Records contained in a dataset
=====
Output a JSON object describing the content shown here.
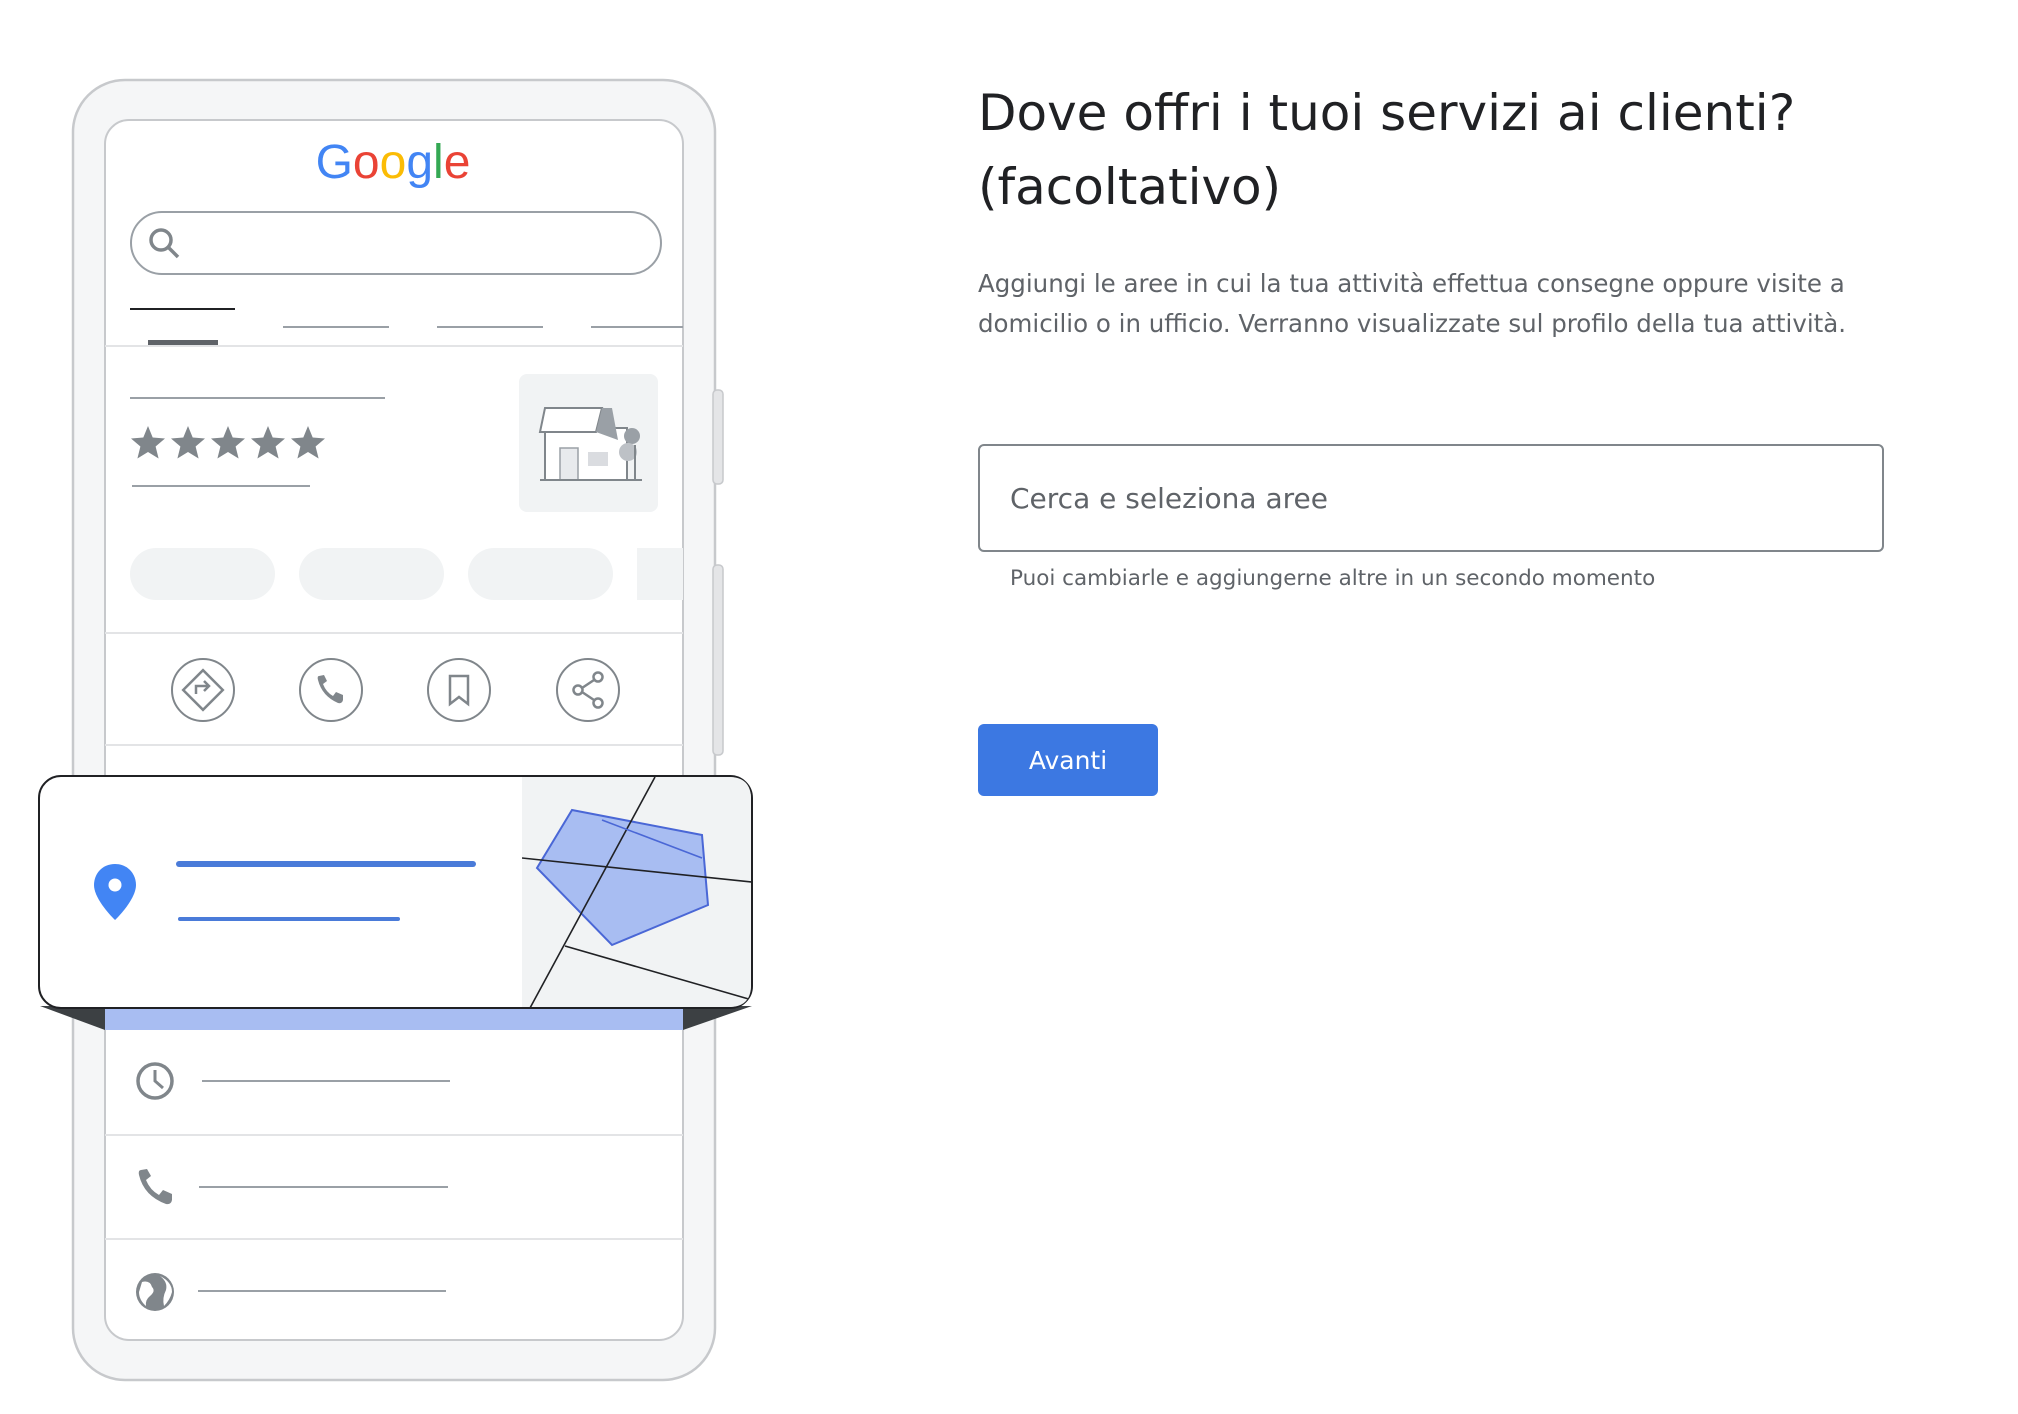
{
  "illustration": {
    "logo_text": "Google",
    "logo_colors": [
      "#4285F4",
      "#EA4335",
      "#FBBC05",
      "#4285F4",
      "#34A853",
      "#EA4335"
    ],
    "rating_stars": 5,
    "accent_color": "#4285F4",
    "area_fill_color": "#a8bdf2"
  },
  "form": {
    "title": "Dove offri i tuoi servizi ai clienti? (facoltativo)",
    "description": "Aggiungi le aree in cui la tua attività effettua consegne oppure visite a domicilio o in ufficio. Verranno visualizzate sul profilo della tua attività.",
    "search": {
      "placeholder": "Cerca e seleziona aree",
      "value": ""
    },
    "helper_text": "Puoi cambiarle e aggiungerne altre in un secondo momento",
    "next_label": "Avanti",
    "button_color": "#3c78e2"
  }
}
=====
Look above for every line with the word "aree" and copy it.

#### Worked solution
    "description": "Aggiungi le aree in cui la tua attività effettua consegne oppure visite a domicilio o in ufficio. Verranno visualizzate sul profilo della tua attività.",
      "placeholder": "Cerca e seleziona aree",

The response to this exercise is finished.